## What needs to be done
Transcribe the listing below word for word.

## Records from a dataset
※

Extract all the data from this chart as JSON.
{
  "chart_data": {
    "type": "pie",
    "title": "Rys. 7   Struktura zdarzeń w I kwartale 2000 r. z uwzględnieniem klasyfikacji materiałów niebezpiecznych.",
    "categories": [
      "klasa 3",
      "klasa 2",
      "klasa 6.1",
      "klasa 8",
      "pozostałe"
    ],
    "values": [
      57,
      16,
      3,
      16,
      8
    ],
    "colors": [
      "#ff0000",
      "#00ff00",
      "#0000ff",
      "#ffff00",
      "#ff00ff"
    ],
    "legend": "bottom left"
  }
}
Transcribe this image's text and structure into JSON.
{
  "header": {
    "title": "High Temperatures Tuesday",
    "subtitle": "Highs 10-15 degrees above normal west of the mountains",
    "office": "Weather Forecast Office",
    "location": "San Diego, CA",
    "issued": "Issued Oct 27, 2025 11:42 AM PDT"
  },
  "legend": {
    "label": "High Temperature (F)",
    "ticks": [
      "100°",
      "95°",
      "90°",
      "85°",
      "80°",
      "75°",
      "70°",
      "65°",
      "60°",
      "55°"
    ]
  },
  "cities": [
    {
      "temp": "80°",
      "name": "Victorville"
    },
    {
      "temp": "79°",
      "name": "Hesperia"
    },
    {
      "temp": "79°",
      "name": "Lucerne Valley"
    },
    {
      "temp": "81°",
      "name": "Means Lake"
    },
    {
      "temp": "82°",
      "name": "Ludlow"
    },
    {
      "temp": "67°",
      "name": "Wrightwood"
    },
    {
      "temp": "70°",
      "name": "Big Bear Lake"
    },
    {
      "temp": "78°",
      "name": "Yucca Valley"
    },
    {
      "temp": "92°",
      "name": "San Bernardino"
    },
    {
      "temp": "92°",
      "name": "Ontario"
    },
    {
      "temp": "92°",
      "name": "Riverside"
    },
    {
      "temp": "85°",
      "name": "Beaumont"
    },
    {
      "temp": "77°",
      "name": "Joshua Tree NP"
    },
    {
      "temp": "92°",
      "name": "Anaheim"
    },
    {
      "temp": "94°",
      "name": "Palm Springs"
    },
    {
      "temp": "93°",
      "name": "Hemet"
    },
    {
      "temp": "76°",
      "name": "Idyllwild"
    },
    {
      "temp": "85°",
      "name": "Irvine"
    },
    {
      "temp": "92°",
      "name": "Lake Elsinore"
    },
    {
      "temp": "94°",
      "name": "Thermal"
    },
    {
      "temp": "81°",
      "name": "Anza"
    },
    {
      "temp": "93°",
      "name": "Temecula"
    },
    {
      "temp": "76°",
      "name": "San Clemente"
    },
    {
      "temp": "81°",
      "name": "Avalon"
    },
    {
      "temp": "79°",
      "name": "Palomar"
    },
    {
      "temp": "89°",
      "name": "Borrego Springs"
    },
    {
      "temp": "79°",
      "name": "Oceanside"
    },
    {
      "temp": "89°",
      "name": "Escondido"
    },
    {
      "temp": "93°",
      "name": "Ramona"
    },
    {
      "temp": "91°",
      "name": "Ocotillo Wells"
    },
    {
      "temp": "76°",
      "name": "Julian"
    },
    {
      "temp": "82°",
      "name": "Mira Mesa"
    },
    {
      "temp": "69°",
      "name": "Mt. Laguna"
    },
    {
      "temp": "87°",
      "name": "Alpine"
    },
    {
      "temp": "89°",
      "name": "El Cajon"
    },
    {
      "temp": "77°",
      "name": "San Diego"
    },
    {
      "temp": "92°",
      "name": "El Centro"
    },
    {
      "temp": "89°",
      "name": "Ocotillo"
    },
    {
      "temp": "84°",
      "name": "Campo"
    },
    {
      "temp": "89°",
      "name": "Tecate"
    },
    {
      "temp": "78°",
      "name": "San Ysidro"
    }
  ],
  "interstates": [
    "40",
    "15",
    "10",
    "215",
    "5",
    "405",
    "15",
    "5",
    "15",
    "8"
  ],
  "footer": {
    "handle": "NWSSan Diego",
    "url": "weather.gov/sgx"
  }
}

※

## Answer to this problem
Extract all the data from this chart as JSON.
{
  "chart_data": {
    "type": "pie",
    "title": "Rys. 7   Struktura zdarzeń w I kwartale 2000 r. z uwzględnieniem klasyfikacji materiałów niebezpiecznych.",
    "categories": [
      "klasa 3",
      "klasa 2",
      "klasa 6.1",
      "klasa 8",
      "pozostałe"
    ],
    "values": [
      57,
      16,
      3,
      16,
      8
    ],
    "colors": [
      "#ff0000",
      "#00ff00",
      "#0000ff",
      "#ffff00",
      "#ff00ff"
    ],
    "legend": "bottom left"
  }
}
Transcribe this image's text and structure into JSON.
{
  "header": {
    "title": "High Temperatures Tuesday",
    "subtitle": "Highs 10-15 degrees above normal west of the mountains",
    "office": "Weather Forecast Office",
    "location": "San Diego, CA",
    "issued": "Issued Oct 27, 2025 11:42 AM PDT"
  },
  "legend": {
    "label": "High Temperature (F)",
    "ticks": [
      "100°",
      "95°",
      "90°",
      "85°",
      "80°",
      "75°",
      "70°",
      "65°",
      "60°",
      "55°"
    ]
  },
  "cities": [
    {
      "temp": "80°",
      "name": "Victorville"
    },
    {
      "temp": "79°",
      "name": "Hesperia"
    },
    {
      "temp": "79°",
      "name": "Lucerne Valley"
    },
    {
      "temp": "81°",
      "name": "Means Lake"
    },
    {
      "temp": "82°",
      "name": "Ludlow"
    },
    {
      "temp": "67°",
      "name": "Wrightwood"
    },
    {
      "temp": "70°",
      "name": "Big Bear Lake"
    },
    {
      "temp": "78°",
      "name": "Yucca Valley"
    },
    {
      "temp": "92°",
      "name": "San Bernardino"
    },
    {
      "temp": "92°",
      "name": "Ontario"
    },
    {
      "temp": "92°",
      "name": "Riverside"
    },
    {
      "temp": "85°",
      "name": "Beaumont"
    },
    {
      "temp": "77°",
      "name": "Joshua Tree NP"
    },
    {
      "temp": "92°",
      "name": "Anaheim"
    },
    {
      "temp": "94°",
      "name": "Palm Springs"
    },
    {
      "temp": "93°",
      "name": "Hemet"
    },
    {
      "temp": "76°",
      "name": "Idyllwild"
    },
    {
      "temp": "85°",
      "name": "Irvine"
    },
    {
      "temp": "92°",
      "name": "Lake Elsinore"
    },
    {
      "temp": "94°",
      "name": "Thermal"
    },
    {
      "temp": "81°",
      "name": "Anza"
    },
    {
      "temp": "93°",
      "name": "Temecula"
    },
    {
      "temp": "76°",
      "name": "San Clemente"
    },
    {
      "temp": "81°",
      "name": "Avalon"
    },
    {
      "temp": "79°",
      "name": "Palomar"
    },
    {
      "temp": "89°",
      "name": "Borrego Springs"
    },
    {
      "temp": "79°",
      "name": "Oceanside"
    },
    {
      "temp": "89°",
      "name": "Escondido"
    },
    {
      "temp": "93°",
      "name": "Ramona"
    },
    {
      "temp": "91°",
      "name": "Ocotillo Wells"
    },
    {
      "temp": "76°",
      "name": "Julian"
    },
    {
      "temp": "82°",
      "name": "Mira Mesa"
    },
    {
      "temp": "69°",
      "name": "Mt. Laguna"
    },
    {
      "temp": "87°",
      "name": "Alpine"
    },
    {
      "temp": "89°",
      "name": "El Cajon"
    },
    {
      "temp": "77°",
      "name": "San Diego"
    },
    {
      "temp": "92°",
      "name": "El Centro"
    },
    {
      "temp": "89°",
      "name": "Ocotillo"
    },
    {
      "temp": "84°",
      "name": "Campo"
    },
    {
      "temp": "89°",
      "name": "Tecate"
    },
    {
      "temp": "78°",
      "name": "San Ysidro"
    }
  ],
  "interstates": [
    "40",
    "15",
    "10",
    "215",
    "5",
    "405",
    "15",
    "5",
    "15",
    "8"
  ],
  "footer": {
    "handle": "NWSSan Diego",
    "url": "weather.gov/sgx"
  }
}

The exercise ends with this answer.